* START DATA SUPPLIED *

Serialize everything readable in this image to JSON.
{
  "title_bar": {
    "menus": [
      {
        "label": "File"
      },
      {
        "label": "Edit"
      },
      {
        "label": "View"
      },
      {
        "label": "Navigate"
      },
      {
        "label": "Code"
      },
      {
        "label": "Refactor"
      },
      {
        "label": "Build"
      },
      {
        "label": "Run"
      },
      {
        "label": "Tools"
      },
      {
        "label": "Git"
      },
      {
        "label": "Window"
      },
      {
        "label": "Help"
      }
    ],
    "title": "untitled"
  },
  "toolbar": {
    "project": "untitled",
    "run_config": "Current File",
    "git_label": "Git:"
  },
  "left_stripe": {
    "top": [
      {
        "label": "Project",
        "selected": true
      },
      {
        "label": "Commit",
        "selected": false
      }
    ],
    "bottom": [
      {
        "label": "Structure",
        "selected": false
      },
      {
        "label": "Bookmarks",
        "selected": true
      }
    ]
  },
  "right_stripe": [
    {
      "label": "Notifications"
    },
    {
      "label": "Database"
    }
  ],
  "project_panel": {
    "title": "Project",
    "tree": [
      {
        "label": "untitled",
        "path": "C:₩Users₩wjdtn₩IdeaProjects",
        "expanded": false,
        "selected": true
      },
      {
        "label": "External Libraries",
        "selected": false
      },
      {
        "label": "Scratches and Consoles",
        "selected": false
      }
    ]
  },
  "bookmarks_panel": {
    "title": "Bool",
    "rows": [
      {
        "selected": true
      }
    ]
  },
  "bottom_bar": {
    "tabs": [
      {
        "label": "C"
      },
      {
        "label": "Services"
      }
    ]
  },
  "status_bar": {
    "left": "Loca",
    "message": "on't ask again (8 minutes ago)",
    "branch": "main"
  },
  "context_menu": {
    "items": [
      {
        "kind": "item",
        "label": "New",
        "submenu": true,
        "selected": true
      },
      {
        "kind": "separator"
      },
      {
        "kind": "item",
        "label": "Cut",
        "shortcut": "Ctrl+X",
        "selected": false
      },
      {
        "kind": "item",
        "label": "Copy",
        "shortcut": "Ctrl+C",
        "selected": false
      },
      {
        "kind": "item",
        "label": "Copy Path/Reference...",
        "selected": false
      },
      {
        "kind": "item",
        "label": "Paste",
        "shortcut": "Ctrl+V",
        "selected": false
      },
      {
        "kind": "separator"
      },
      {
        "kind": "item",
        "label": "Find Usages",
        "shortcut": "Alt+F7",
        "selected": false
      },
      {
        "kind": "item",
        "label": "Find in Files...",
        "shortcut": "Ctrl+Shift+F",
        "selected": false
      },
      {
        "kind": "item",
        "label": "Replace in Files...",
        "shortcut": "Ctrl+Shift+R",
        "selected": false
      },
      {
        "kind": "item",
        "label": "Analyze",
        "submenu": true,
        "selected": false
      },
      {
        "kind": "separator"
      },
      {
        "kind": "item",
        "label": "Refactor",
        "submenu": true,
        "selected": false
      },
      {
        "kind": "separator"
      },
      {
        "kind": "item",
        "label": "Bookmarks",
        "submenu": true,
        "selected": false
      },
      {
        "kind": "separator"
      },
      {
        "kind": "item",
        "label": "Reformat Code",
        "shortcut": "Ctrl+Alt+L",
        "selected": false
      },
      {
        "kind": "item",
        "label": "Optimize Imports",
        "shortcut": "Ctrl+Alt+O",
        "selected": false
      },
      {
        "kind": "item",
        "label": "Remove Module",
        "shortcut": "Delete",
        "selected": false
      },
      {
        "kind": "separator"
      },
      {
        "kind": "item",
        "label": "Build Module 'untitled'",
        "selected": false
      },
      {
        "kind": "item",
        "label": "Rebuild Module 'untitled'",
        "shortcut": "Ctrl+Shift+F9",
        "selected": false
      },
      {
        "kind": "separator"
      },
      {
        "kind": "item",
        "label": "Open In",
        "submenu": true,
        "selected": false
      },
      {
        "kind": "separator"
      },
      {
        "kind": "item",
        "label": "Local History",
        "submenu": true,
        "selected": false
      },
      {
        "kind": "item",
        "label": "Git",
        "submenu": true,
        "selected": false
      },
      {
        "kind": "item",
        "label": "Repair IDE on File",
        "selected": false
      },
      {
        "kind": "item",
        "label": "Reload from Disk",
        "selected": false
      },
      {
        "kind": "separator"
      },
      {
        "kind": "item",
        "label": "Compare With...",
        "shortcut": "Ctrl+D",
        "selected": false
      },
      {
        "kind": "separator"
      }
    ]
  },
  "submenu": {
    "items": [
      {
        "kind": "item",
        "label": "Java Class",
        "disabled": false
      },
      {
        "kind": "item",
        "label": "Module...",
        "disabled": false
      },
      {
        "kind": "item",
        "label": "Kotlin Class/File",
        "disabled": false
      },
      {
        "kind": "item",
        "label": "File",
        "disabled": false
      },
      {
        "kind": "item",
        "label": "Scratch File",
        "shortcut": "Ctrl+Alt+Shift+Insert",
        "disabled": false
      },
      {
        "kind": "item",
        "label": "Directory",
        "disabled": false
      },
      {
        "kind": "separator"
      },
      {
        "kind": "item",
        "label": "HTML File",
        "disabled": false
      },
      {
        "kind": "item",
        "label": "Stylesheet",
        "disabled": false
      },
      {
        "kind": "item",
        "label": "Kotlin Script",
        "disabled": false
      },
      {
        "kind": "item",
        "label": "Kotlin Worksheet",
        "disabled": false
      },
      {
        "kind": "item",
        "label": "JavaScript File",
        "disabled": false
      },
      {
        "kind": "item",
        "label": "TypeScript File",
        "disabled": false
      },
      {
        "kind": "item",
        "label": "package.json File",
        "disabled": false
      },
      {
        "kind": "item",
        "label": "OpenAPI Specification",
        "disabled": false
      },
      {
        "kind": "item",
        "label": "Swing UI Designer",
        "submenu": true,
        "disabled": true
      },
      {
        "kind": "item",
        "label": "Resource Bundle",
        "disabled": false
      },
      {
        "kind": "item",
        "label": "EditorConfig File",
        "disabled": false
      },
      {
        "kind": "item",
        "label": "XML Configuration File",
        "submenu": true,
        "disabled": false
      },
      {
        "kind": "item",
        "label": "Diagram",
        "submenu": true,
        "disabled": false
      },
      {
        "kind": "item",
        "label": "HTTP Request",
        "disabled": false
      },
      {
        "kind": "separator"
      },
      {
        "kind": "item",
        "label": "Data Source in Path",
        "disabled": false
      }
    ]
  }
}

* END DATA SUPPLIED *

Search the data for "Module". Copy every line that has it.

        "label": "Remove Module",
        "label": "Build Module 'untitled'",
        "label": "Rebuild Module 'untitled'",
        "label": "Module...",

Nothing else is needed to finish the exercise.